▶ _DIRECTIONS_
Give every entry again, word for word.

▶ _RECORDS SHOWN_
================================

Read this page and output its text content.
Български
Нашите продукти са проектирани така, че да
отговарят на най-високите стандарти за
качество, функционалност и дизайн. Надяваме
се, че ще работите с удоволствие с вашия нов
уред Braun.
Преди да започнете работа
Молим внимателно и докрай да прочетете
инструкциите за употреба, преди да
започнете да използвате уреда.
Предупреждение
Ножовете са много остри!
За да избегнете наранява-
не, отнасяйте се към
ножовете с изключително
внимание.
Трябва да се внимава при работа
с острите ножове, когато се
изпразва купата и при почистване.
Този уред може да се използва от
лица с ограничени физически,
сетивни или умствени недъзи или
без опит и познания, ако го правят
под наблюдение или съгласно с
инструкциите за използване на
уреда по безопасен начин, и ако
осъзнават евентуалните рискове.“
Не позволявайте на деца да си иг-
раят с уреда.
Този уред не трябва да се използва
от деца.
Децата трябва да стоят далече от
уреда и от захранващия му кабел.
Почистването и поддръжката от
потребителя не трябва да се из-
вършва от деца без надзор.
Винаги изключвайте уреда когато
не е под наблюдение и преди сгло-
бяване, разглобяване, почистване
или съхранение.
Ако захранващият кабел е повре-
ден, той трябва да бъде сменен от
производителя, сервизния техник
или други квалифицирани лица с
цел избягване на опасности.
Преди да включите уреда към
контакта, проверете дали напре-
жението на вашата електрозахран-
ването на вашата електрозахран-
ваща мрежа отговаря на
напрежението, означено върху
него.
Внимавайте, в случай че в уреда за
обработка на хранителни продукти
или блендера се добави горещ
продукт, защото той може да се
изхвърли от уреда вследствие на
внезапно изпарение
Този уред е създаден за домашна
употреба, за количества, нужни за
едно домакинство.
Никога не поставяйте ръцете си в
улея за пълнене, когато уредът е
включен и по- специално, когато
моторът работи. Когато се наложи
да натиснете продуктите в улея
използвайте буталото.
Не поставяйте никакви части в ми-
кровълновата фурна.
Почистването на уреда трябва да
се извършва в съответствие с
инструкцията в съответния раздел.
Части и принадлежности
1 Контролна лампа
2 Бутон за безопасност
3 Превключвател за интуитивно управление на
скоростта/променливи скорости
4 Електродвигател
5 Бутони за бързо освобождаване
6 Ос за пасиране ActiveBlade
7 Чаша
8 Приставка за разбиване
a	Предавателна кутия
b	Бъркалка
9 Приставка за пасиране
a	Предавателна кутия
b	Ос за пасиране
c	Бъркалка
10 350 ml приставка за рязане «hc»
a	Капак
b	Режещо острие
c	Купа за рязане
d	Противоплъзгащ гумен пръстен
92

================================

▶ _RESULT FOR THIS EXERCISE_
Read this page and output its text content.
Български
Нашите продукти са проектирани така, че да
отговарят на най-високите стандарти за
качество, функционалност и дизайн. Надяваме
се, че ще работите с удоволствие с вашия нов
уред Braun.
Преди да започнете работа
Молим внимателно и докрай да прочетете
инструкциите за употреба, преди да
започнете да използвате уреда.
Предупреждение
Ножовете са много остри!
За да избегнете наранява-
не, отнасяйте се към
ножовете с изключително
внимание.
Трябва да се внимава при работа
с острите ножове, когато се
изпразва купата и при почистване.
Този уред може да се използва от
лица с ограничени физически,
сетивни или умствени недъзи или
без опит и познания, ако го правят
под наблюдение или съгласно с
инструкциите за използване на
уреда по безопасен начин, и ако
осъзнават евентуалните рискове.“
Не позволявайте на деца да си иг-
раят с уреда.
Този уред не трябва да се използва
от деца.
Децата трябва да стоят далече от
уреда и от захранващия му кабел.
Почистването и поддръжката от
потребителя не трябва да се из-
вършва от деца без надзор.
Винаги изключвайте уреда когато
не е под наблюдение и преди сгло-
бяване, разглобяване, почистване
или съхранение.
Ако захранващият кабел е повре-
ден, той трябва да бъде сменен от
производителя, сервизния техник
или други квалифицирани лица с
цел избягване на опасности.
Преди да включите уреда към
контакта, проверете дали напре-
жението на вашата електрозахран-
ването на вашата електрозахран-
ваща мрежа отговаря на
напрежението, означено върху
него.
Внимавайте, в случай че в уреда за
обработка на хранителни продукти
или блендера се добави горещ
продукт, защото той може да се
изхвърли от уреда вследствие на
внезапно изпарение
Този уред е създаден за домашна
употреба, за количества, нужни за
едно домакинство.
Никога не поставяйте ръцете си в
улея за пълнене, когато уредът е
включен и по- специално, когато
моторът работи. Когато се наложи
да натиснете продуктите в улея
използвайте буталото.
Не поставяйте никакви части в ми-
кровълновата фурна.
Почистването на уреда трябва да
се извършва в съответствие с
инструкцията в съответния раздел.
Части и принадлежности
1 Контролна лампа
2 Бутон за безопасност
3 Превключвател за интуитивно управление на
скоростта/променливи скорости
4 Електродвигател
5 Бутони за бързо освобождаване
6 Ос за пасиране ActiveBlade
7 Чаша
8 Приставка за разбиване
a	Предавателна кутия
b	Бъркалка
9 Приставка за пасиране
a	Предавателна кутия
b	Ос за пасиране
c	Бъркалка
10 350 ml приставка за рязане «hc»
a	Капак
b	Режещо острие
c	Купа за рязане
d	Противоплъзгащ гумен пръстен
92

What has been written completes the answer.